Written problem: Images are excluded; otherwise, output every record exactly.

[start of Data for this task]

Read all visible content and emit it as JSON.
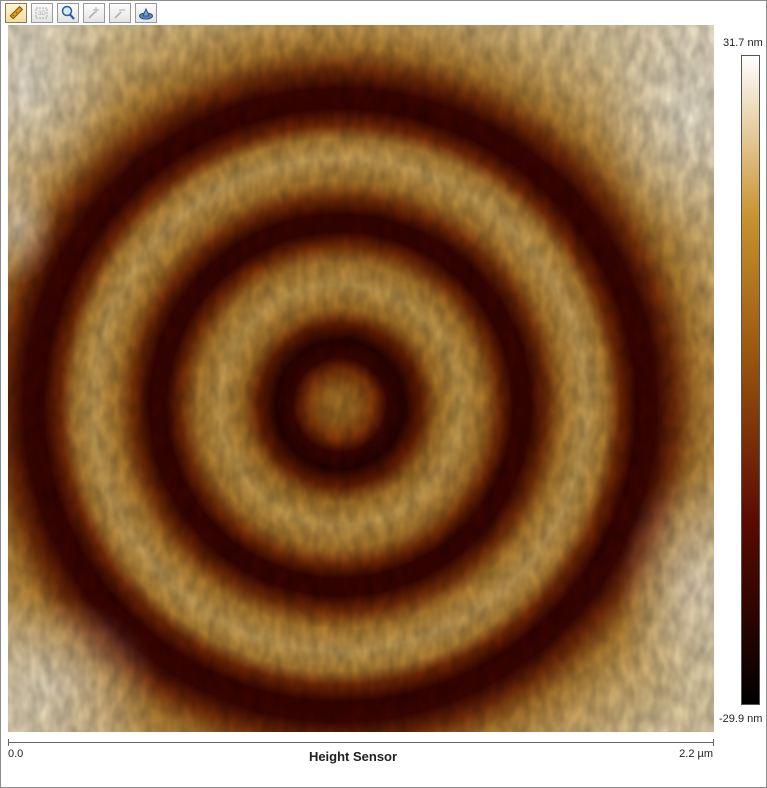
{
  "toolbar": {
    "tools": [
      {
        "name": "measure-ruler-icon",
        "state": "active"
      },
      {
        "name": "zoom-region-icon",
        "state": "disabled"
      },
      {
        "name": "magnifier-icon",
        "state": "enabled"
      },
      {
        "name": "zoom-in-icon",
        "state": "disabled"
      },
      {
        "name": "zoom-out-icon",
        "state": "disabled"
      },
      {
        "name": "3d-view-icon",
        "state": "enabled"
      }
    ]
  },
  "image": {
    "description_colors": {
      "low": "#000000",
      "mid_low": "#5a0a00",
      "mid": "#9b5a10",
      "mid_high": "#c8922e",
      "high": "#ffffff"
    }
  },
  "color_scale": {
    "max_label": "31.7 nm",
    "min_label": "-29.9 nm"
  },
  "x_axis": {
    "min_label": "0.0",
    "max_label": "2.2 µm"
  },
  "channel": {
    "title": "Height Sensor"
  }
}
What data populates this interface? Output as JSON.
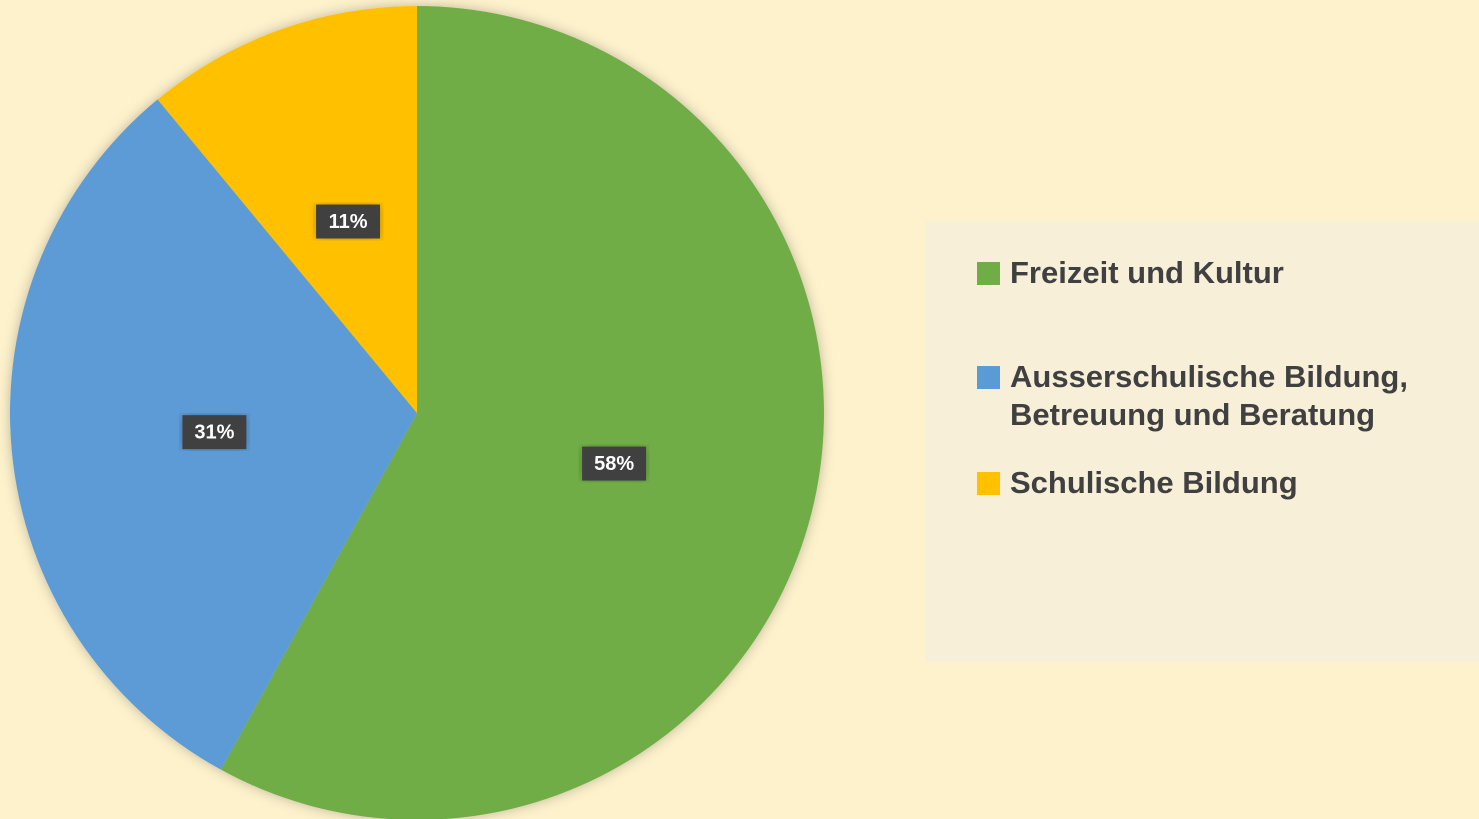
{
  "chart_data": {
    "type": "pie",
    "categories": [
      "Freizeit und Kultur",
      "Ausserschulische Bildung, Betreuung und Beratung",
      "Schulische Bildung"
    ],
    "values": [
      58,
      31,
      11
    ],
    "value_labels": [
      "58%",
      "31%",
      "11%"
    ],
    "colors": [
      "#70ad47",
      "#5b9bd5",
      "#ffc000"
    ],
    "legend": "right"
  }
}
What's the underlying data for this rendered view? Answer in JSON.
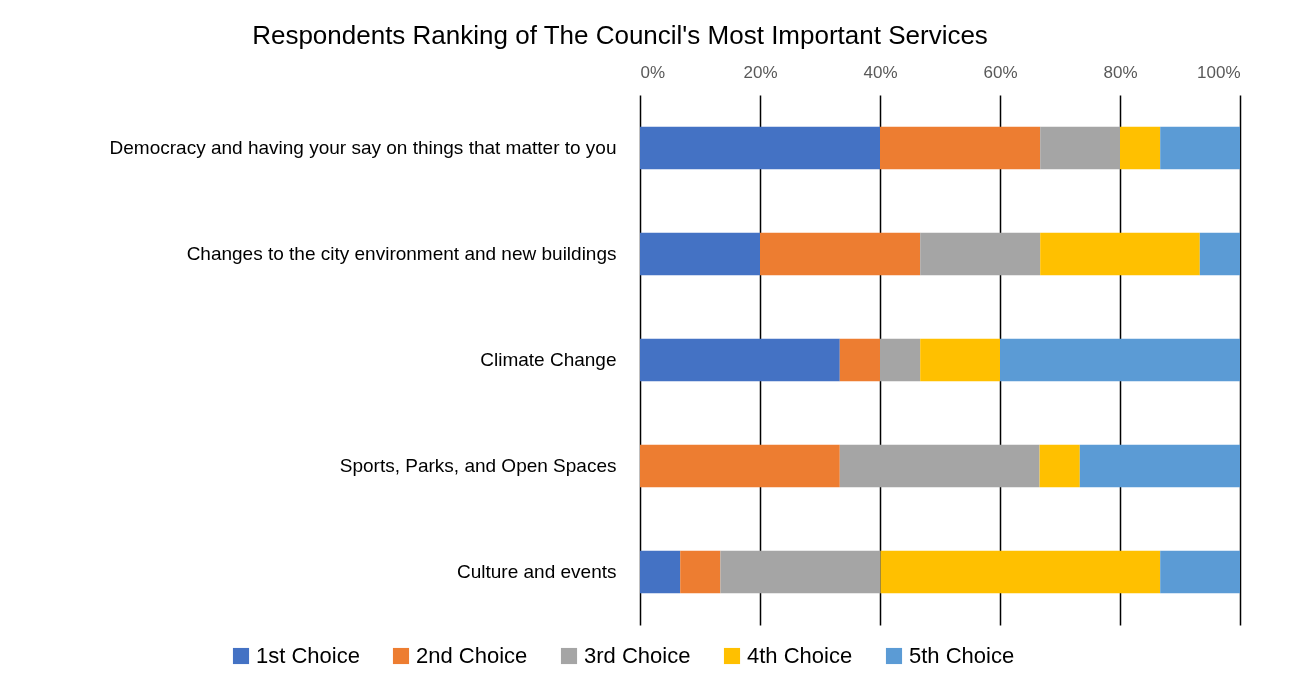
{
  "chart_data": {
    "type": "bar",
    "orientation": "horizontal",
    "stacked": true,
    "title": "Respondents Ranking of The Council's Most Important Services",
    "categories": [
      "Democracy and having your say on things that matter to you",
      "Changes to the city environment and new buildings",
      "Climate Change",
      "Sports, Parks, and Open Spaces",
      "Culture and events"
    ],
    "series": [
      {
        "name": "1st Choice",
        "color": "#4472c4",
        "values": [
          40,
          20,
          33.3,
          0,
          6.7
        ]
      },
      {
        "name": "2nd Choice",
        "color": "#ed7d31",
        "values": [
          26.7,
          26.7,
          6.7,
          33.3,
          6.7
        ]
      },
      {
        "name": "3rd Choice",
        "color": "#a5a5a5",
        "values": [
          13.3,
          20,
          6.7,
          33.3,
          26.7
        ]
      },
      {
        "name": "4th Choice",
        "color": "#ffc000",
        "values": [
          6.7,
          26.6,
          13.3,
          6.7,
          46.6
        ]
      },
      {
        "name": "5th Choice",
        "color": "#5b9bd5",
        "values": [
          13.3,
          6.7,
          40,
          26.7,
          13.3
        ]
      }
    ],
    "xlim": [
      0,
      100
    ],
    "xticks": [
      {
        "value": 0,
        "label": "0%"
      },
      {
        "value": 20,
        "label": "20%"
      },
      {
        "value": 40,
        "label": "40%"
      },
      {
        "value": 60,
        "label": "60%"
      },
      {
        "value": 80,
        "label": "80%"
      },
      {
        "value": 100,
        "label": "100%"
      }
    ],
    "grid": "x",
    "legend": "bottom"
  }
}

[end of Data for this task]

Task answer:
Read all visible content and emit it as JSON.
{
  "toolbar": {
    "tools": [
      {
        "name": "measure-ruler-icon",
        "state": "active"
      },
      {
        "name": "zoom-region-icon",
        "state": "disabled"
      },
      {
        "name": "magnifier-icon",
        "state": "enabled"
      },
      {
        "name": "zoom-in-icon",
        "state": "disabled"
      },
      {
        "name": "zoom-out-icon",
        "state": "disabled"
      },
      {
        "name": "3d-view-icon",
        "state": "enabled"
      }
    ]
  },
  "image": {
    "description_colors": {
      "low": "#000000",
      "mid_low": "#5a0a00",
      "mid": "#9b5a10",
      "mid_high": "#c8922e",
      "high": "#ffffff"
    }
  },
  "color_scale": {
    "max_label": "31.7 nm",
    "min_label": "-29.9 nm"
  },
  "x_axis": {
    "min_label": "0.0",
    "max_label": "2.2 µm"
  },
  "channel": {
    "title": "Height Sensor"
  }
}
What data populates this interface? Output as JSON.
{
  "chart_data": {
    "type": "pie",
    "categories": [
      "Freizeit und Kultur",
      "Ausserschulische Bildung, Betreuung und Beratung",
      "Schulische Bildung"
    ],
    "values": [
      58,
      31,
      11
    ],
    "value_labels": [
      "58%",
      "31%",
      "11%"
    ],
    "colors": [
      "#70ad47",
      "#5b9bd5",
      "#ffc000"
    ],
    "legend": "right"
  }
}
What's the underlying data for this rendered view? Answer in JSON.
{
  "chart_data": {
    "type": "bar",
    "orientation": "horizontal",
    "stacked": true,
    "title": "Respondents Ranking of The Council's Most Important Services",
    "categories": [
      "Democracy and having your say on things that matter to you",
      "Changes to the city environment and new buildings",
      "Climate Change",
      "Sports, Parks, and Open Spaces",
      "Culture and events"
    ],
    "series": [
      {
        "name": "1st Choice",
        "color": "#4472c4",
        "values": [
          40,
          20,
          33.3,
          0,
          6.7
        ]
      },
      {
        "name": "2nd Choice",
        "color": "#ed7d31",
        "values": [
          26.7,
          26.7,
          6.7,
          33.3,
          6.7
        ]
      },
      {
        "name": "3rd Choice",
        "color": "#a5a5a5",
        "values": [
          13.3,
          20,
          6.7,
          33.3,
          26.7
        ]
      },
      {
        "name": "4th Choice",
        "color": "#ffc000",
        "values": [
          6.7,
          26.6,
          13.3,
          6.7,
          46.6
        ]
      },
      {
        "name": "5th Choice",
        "color": "#5b9bd5",
        "values": [
          13.3,
          6.7,
          40,
          26.7,
          13.3
        ]
      }
    ],
    "xlim": [
      0,
      100
    ],
    "xticks": [
      {
        "value": 0,
        "label": "0%"
      },
      {
        "value": 20,
        "label": "20%"
      },
      {
        "value": 40,
        "label": "40%"
      },
      {
        "value": 60,
        "label": "60%"
      },
      {
        "value": 80,
        "label": "80%"
      },
      {
        "value": 100,
        "label": "100%"
      }
    ],
    "grid": "x",
    "legend": "bottom"
  }
}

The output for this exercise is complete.